◆ **Goal**: List each line of the data that holds the string "direction".

----------------

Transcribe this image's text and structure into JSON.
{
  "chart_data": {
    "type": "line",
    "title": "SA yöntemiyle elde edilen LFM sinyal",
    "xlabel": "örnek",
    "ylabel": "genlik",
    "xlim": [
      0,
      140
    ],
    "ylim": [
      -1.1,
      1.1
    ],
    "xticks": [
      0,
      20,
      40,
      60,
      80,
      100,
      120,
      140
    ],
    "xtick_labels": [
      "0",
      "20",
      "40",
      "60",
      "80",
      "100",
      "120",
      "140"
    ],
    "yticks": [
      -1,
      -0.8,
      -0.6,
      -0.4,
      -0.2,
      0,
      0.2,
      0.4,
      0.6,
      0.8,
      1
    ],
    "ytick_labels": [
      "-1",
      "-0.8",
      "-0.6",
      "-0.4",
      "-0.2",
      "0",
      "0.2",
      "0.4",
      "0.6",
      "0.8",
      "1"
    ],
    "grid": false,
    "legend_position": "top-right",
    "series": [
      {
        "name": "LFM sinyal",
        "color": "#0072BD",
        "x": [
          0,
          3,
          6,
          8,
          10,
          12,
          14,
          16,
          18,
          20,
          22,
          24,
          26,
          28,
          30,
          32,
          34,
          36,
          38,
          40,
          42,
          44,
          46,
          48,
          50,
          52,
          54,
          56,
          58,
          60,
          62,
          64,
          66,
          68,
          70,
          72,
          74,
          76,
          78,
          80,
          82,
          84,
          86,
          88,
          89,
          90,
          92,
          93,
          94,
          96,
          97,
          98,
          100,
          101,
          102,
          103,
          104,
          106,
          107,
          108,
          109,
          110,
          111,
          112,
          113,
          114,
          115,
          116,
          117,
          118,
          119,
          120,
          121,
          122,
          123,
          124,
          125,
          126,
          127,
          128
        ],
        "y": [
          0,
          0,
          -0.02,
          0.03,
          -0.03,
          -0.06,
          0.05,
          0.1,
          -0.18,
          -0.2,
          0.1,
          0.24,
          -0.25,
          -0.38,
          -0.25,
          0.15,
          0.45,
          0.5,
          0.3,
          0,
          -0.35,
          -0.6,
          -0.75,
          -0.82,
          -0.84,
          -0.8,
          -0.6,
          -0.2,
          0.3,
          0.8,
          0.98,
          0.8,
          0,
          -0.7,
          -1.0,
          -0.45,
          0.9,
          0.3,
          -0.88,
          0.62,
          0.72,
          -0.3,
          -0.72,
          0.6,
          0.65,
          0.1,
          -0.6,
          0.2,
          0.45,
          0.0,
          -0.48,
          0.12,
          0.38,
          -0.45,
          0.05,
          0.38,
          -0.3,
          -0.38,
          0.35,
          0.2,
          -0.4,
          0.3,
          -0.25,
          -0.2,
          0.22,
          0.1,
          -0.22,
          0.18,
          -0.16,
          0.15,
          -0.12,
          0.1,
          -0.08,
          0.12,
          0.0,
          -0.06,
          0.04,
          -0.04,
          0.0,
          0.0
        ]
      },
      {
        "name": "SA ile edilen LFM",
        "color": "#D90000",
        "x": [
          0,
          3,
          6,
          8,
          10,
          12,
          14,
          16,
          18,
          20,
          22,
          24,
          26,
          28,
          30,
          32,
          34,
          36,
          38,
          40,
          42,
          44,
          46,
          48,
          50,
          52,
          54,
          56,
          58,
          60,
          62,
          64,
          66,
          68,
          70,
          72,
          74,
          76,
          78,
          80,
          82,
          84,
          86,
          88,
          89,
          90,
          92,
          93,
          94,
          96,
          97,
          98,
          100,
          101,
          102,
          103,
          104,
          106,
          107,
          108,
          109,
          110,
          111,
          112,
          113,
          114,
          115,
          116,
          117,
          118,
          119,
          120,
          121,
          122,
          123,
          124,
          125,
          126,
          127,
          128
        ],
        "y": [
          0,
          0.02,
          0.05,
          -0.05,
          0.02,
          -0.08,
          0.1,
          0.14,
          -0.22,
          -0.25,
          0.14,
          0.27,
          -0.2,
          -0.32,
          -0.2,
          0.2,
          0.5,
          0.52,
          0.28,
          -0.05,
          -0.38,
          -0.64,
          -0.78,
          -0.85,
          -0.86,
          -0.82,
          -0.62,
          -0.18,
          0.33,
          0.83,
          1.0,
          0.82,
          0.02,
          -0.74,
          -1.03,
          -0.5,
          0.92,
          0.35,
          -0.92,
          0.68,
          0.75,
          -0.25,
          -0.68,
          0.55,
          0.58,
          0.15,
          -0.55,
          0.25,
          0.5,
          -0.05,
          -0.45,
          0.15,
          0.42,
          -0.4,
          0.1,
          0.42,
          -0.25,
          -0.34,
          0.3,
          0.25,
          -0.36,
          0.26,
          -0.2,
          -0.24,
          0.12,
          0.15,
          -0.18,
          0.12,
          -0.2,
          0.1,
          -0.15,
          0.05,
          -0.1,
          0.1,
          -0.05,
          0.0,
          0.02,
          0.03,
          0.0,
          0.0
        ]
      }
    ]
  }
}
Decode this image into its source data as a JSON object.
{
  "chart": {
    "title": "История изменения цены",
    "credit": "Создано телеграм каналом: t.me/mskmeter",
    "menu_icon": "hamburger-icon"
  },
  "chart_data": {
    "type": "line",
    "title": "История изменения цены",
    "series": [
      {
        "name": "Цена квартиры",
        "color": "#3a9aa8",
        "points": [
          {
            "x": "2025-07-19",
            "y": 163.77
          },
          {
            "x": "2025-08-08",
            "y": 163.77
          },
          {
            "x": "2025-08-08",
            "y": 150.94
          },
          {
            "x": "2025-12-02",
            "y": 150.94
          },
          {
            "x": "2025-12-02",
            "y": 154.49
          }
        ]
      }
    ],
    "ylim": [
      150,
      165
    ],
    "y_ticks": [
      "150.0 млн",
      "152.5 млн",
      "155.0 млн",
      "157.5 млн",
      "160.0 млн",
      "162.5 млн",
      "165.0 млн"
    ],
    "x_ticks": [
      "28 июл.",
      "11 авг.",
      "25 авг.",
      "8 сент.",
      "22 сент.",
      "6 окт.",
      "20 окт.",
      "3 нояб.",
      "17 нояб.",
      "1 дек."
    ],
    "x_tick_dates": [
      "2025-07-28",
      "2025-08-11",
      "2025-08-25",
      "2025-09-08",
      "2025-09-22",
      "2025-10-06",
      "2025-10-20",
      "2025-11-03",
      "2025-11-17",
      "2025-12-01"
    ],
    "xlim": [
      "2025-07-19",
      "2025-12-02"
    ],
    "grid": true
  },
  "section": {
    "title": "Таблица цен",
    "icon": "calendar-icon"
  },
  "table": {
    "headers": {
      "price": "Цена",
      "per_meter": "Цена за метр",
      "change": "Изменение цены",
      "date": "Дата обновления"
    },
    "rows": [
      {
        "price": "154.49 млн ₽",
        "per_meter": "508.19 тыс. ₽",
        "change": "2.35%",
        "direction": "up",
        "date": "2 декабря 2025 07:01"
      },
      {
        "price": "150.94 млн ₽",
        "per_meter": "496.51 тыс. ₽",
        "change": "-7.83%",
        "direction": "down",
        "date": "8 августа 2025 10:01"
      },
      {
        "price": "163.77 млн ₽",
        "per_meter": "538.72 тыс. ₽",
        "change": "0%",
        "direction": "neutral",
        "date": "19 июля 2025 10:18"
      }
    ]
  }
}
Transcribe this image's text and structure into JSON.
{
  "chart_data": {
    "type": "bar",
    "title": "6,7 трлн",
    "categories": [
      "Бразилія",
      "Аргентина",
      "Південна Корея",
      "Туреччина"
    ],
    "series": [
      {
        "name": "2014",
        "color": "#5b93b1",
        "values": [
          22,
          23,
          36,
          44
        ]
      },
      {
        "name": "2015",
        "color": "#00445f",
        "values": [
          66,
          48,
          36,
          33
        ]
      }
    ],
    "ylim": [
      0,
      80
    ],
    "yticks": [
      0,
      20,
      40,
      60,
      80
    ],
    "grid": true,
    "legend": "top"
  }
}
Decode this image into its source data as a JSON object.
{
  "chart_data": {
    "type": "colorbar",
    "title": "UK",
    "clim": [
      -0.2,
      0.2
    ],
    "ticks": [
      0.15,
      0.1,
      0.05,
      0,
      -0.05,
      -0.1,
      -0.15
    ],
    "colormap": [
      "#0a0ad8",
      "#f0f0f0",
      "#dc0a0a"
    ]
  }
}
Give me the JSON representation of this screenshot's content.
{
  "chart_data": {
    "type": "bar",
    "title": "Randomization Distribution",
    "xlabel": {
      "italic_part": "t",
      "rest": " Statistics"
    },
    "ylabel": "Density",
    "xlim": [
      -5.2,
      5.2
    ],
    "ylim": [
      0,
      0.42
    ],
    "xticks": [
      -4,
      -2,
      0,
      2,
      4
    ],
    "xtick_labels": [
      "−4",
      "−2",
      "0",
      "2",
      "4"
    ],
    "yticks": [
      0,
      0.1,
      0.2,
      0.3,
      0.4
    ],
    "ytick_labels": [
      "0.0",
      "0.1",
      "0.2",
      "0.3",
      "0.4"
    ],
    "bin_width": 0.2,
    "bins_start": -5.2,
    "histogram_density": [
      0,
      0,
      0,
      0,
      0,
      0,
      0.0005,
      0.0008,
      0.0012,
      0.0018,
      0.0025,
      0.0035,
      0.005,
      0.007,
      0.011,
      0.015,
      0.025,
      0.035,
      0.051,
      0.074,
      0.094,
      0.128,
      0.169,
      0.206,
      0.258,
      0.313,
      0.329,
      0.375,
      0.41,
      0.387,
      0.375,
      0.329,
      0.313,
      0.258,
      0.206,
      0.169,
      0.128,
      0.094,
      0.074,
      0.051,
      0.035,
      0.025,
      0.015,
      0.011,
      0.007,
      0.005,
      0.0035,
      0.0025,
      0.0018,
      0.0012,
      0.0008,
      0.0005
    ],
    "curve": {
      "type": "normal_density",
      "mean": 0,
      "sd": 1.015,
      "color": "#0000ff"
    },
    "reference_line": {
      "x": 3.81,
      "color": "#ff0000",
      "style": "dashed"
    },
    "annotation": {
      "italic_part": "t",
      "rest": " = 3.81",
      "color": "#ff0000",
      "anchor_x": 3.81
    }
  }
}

----------------

◆ **The output**:
        "direction": "up",
        "direction": "down",
        "direction": "neutral",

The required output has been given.